§ EXTRACTED RECORDS:
--

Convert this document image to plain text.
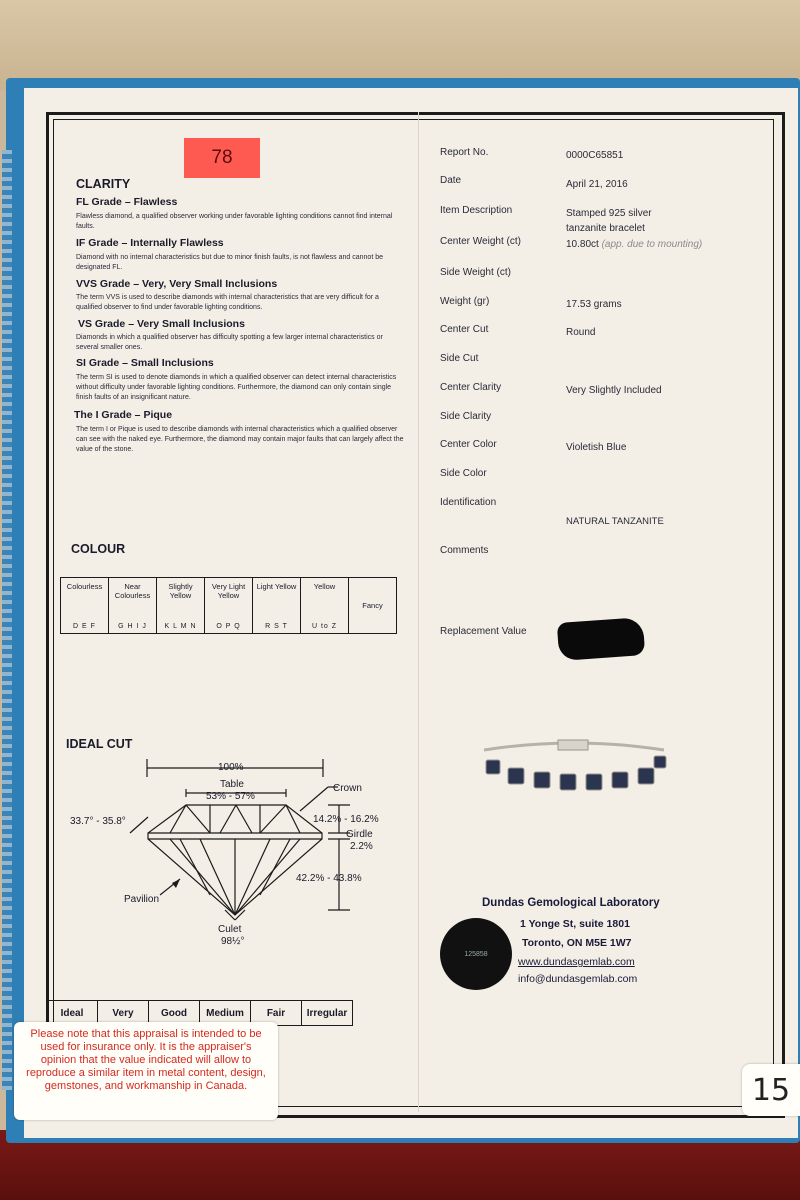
78
CLARITY
FL Grade – Flawless
Flawless diamond, a qualified observer working under favorable lighting conditions cannot find internal faults.
IF Grade – Internally Flawless
Diamond with no internal characteristics but due to minor finish faults, is not flawless and cannot be designated FL.
VVS Grade – Very, Very Small Inclusions
The term VVS is used to describe diamonds with internal characteristics that are very difficult for a qualified observer to find under favorable lighting conditions.
VS Grade – Very Small Inclusions
Diamonds in which a qualified observer has difficulty spotting a few larger internal characteristics or several smaller ones.
SI Grade – Small Inclusions
The term SI is used to denote diamonds in which a qualified observer can detect internal characteristics without difficulty under favorable lighting conditions. Furthermore, the diamond can only contain single finish faults of an insignificant nature.
The I Grade – Pique
The term I or Pique is used to describe diamonds with internal characteristics which a qualified observer can see with the naked eye. Furthermore, the diamond may contain major faults that can largely affect the value of the stone.
COLOUR
Colourless
D E F

Near Colourless
G H I J

Slightly Yellow
K L M N

Very Light Yellow
O P Q

Light Yellow
R S T

Yellow
U to Z

Fancy
IDEAL CUT
100%
Table
53% - 57%
Crown
33.7° - 35.8°	14.2% - 16.2%
Girdle
2.2%
42.2% - 43.8%
Pavilion
Culet
98½°
Ideal	Very	Good	Medium	Fair	Irregular
Report No.	0000C65851
Date	April 21, 2016
Item Description	Stamped 925 silver
tanzanite bracelet
Center Weight (ct)	10.80ct (app. due to mounting)
Side Weight (ct)
Weight (gr)	17.53 grams
Center Cut	Round
Side Cut
Center Clarity	Very Slightly Included
Side Clarity
Center Color	Violetish Blue
Side Color
Identification
NATURAL TANZANITE
Comments
Replacement Value
125858
Dundas Gemological Laboratory
1 Yonge St, suite 1801
Toronto, ON M5E 1W7
www.dundasgemlab.com
info@dundasgemlab.com
Please note that this appraisal is intended to be used for insurance only. It is the appraiser's opinion that the value indicated will allow to reproduce a similar item in metal content, design, gemstones, and workmanship in Canada.	15
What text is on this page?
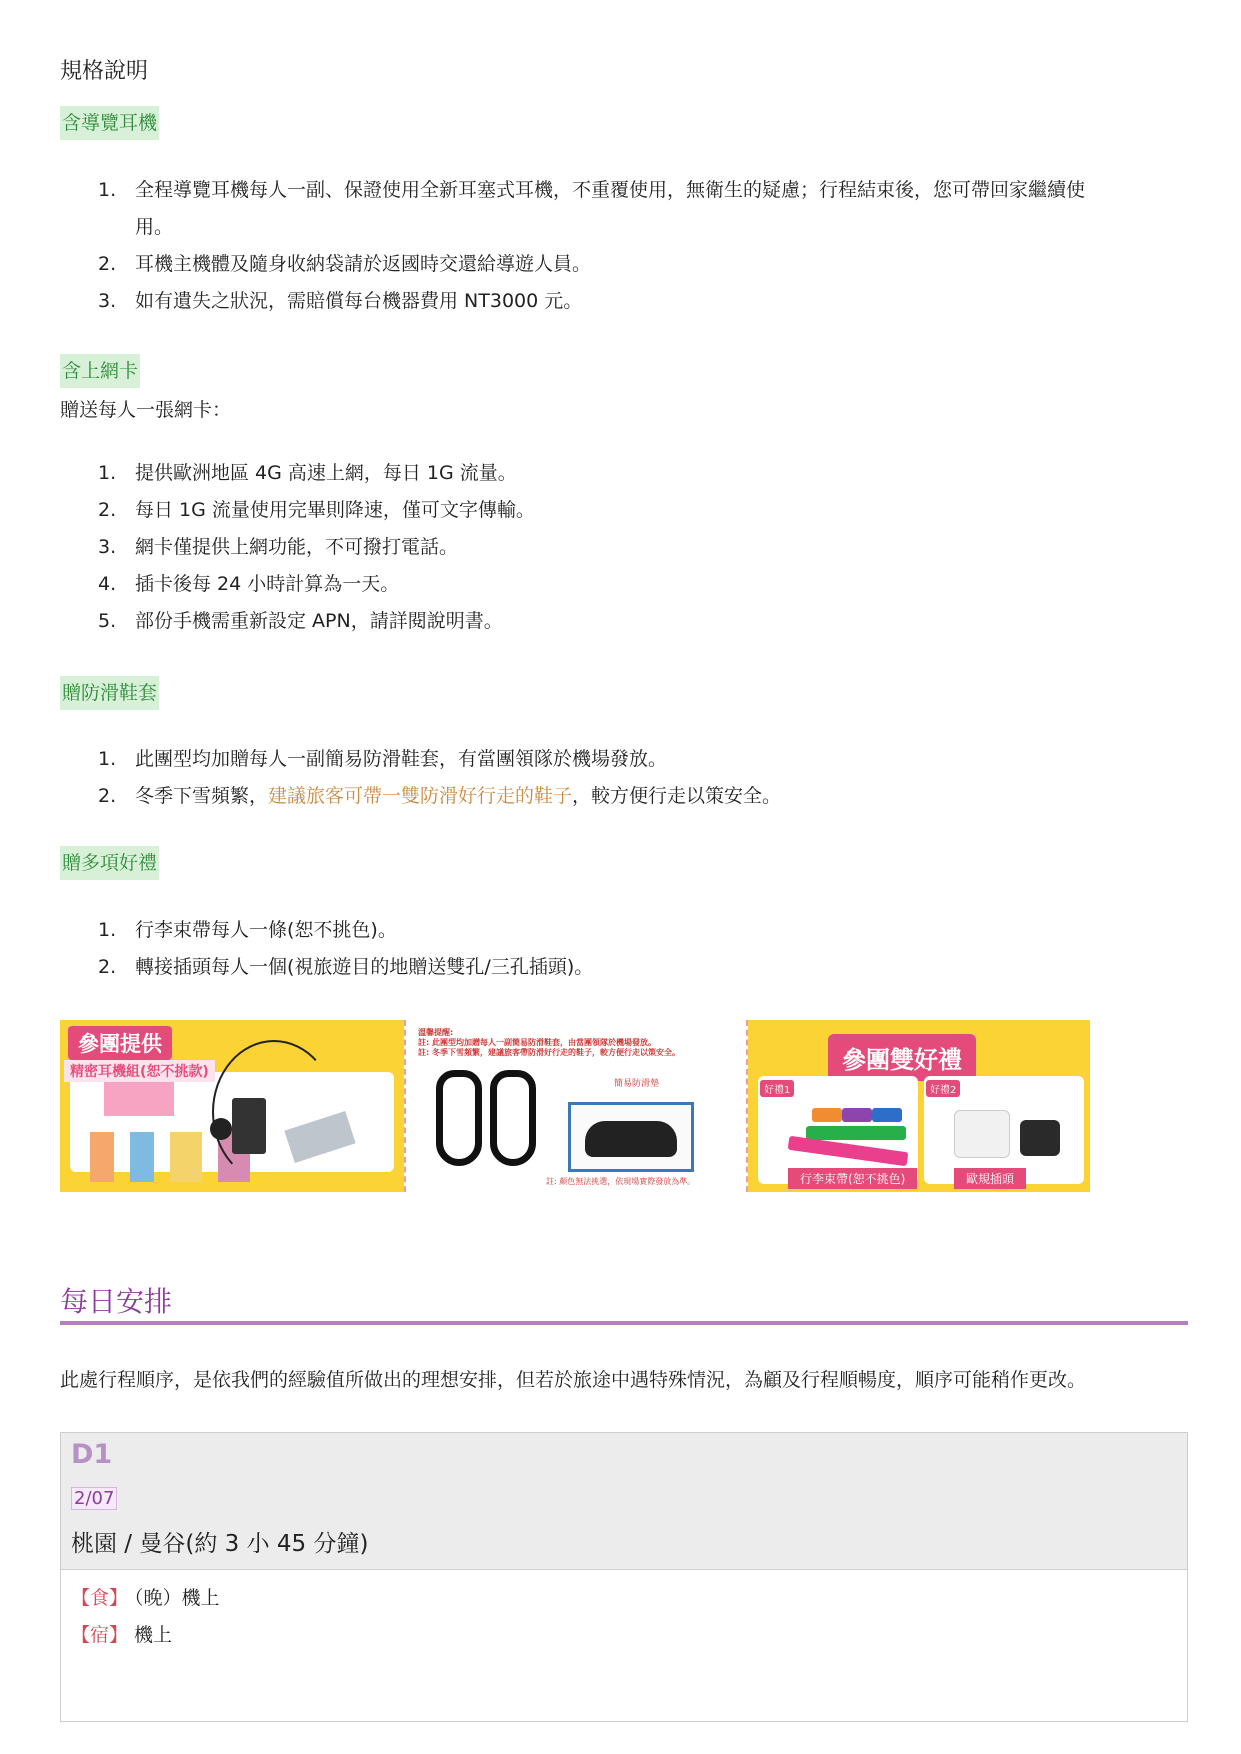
規格說明
含導覽耳機
1. 全程導覽耳機每人一副、保證使用全新耳塞式耳機，不重覆使用，無衛生的疑慮；行程結束後，您可帶回家繼續使
用。
2. 耳機主機體及隨身收納袋請於返國時交還給導遊人員。
3. 如有遺失之狀況，需賠償每台機器費用 NT3000 元。
含上網卡
贈送每人一張網卡：
1. 提供歐洲地區 4G 高速上網，每日 1G 流量。
2. 每日 1G 流量使用完畢則降速，僅可文字傳輸。
3. 網卡僅提供上網功能，不可撥打電話。
4. 插卡後每 24 小時計算為一天。
5. 部份手機需重新設定 APN，請詳閱說明書。
贈防滑鞋套
1. 此團型均加贈每人一副簡易防滑鞋套，有當團領隊於機場發放。
2. 冬季下雪頻繁，建議旅客可帶一雙防滑好行走的鞋子，較方便行走以策安全。
贈多項好禮
1. 行李束帶每人一條(恕不挑色)。
2. 轉接插頭每人一個(視旅遊目的地贈送雙孔/三孔插頭)。
參團提供
精密耳機組(恕不挑款)
溫馨提醒:
註: 此團型均加贈每人一副簡易防滑鞋套，由當團領隊於機場發放。
註: 冬季下雪頻繁，建議旅客帶防滑好行走的鞋子，較方便行走以策安全。
簡易防滑墊
註: 顏色無法挑選，依現場實際發放為準。
參團雙好禮
好禮1	好禮2
行李束帶(恕不挑色)	歐規插頭
每日安排
此處行程順序，是依我們的經驗值所做出的理想安排，但若於旅途中遇特殊情況，為顧及行程順暢度，順序可能稍作更改。
D1
2/07
桃園 / 曼谷(約 3 小 45 分鐘)
【食】 （晚）機上
【宿】 機上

--

§ INSTRUCTIONS TO FOLLOW:
Copy each line in full and exactly, omitting any picture.

§ RESPONSE TO THIS TASK:
Convert this document image to plain text.
78
CLARITY
FL Grade – Flawless
Flawless diamond, a qualified observer working under favorable lighting conditions cannot find internal faults.
IF Grade – Internally Flawless
Diamond with no internal characteristics but due to minor finish faults, is not flawless and cannot be designated FL.
VVS Grade – Very, Very Small Inclusions
The term VVS is used to describe diamonds with internal characteristics that are very difficult for a qualified observer to find under favorable lighting conditions.
VS Grade – Very Small Inclusions
Diamonds in which a qualified observer has difficulty spotting a few larger internal characteristics or several smaller ones.
SI Grade – Small Inclusions
The term SI is used to denote diamonds in which a qualified observer can detect internal characteristics without difficulty under favorable lighting conditions. Furthermore, the diamond can only contain single finish faults of an insignificant nature.
The I Grade – Pique
The term I or Pique is used to describe diamonds with internal characteristics which a qualified observer can see with the naked eye. Furthermore, the diamond may contain major faults that can largely affect the value of the stone.
COLOUR
Colourless
D E F

Near Colourless
G H I J

Slightly Yellow
K L M N

Very Light Yellow
O P Q

Light Yellow
R S T

Yellow
U to Z

Fancy
IDEAL CUT
100%
Table
53% - 57%
Crown
33.7° - 35.8°	14.2% - 16.2%
Girdle
2.2%
42.2% - 43.8%
Pavilion
Culet
98½°
Ideal	Very	Good	Medium	Fair	Irregular
Report No.	0000C65851
Date	April 21, 2016
Item Description	Stamped 925 silver
tanzanite bracelet
Center Weight (ct)	10.80ct (app. due to mounting)
Side Weight (ct)
Weight (gr)	17.53 grams
Center Cut	Round
Side Cut
Center Clarity	Very Slightly Included
Side Clarity
Center Color	Violetish Blue
Side Color
Identification
NATURAL TANZANITE
Comments
Replacement Value
125858
Dundas Gemological Laboratory
1 Yonge St, suite 1801
Toronto, ON M5E 1W7
www.dundasgemlab.com
info@dundasgemlab.com
Please note that this appraisal is intended to be used for insurance only. It is the appraiser's opinion that the value indicated will allow to reproduce a similar item in metal content, design, gemstones, and workmanship in Canada.	15
What text is on this page?
規格說明
含導覽耳機
1. 全程導覽耳機每人一副、保證使用全新耳塞式耳機，不重覆使用，無衛生的疑慮；行程結束後，您可帶回家繼續使
用。
2. 耳機主機體及隨身收納袋請於返國時交還給導遊人員。
3. 如有遺失之狀況，需賠償每台機器費用 NT3000 元。
含上網卡
贈送每人一張網卡：
1. 提供歐洲地區 4G 高速上網，每日 1G 流量。
2. 每日 1G 流量使用完畢則降速，僅可文字傳輸。
3. 網卡僅提供上網功能，不可撥打電話。
4. 插卡後每 24 小時計算為一天。
5. 部份手機需重新設定 APN，請詳閱說明書。
贈防滑鞋套
1. 此團型均加贈每人一副簡易防滑鞋套，有當團領隊於機場發放。
2. 冬季下雪頻繁，建議旅客可帶一雙防滑好行走的鞋子，較方便行走以策安全。
贈多項好禮
1. 行李束帶每人一條(恕不挑色)。
2. 轉接插頭每人一個(視旅遊目的地贈送雙孔/三孔插頭)。
參團提供
精密耳機組(恕不挑款)
溫馨提醒:
註: 此團型均加贈每人一副簡易防滑鞋套，由當團領隊於機場發放。
註: 冬季下雪頻繁，建議旅客帶防滑好行走的鞋子，較方便行走以策安全。
簡易防滑墊
註: 顏色無法挑選，依現場實際發放為準。
參團雙好禮
好禮1	好禮2
行李束帶(恕不挑色)	歐規插頭
每日安排
此處行程順序，是依我們的經驗值所做出的理想安排，但若於旅途中遇特殊情況，為顧及行程順暢度，順序可能稍作更改。
D1
2/07
桃園 / 曼谷(約 3 小 45 分鐘)
【食】 （晚）機上
【宿】 機上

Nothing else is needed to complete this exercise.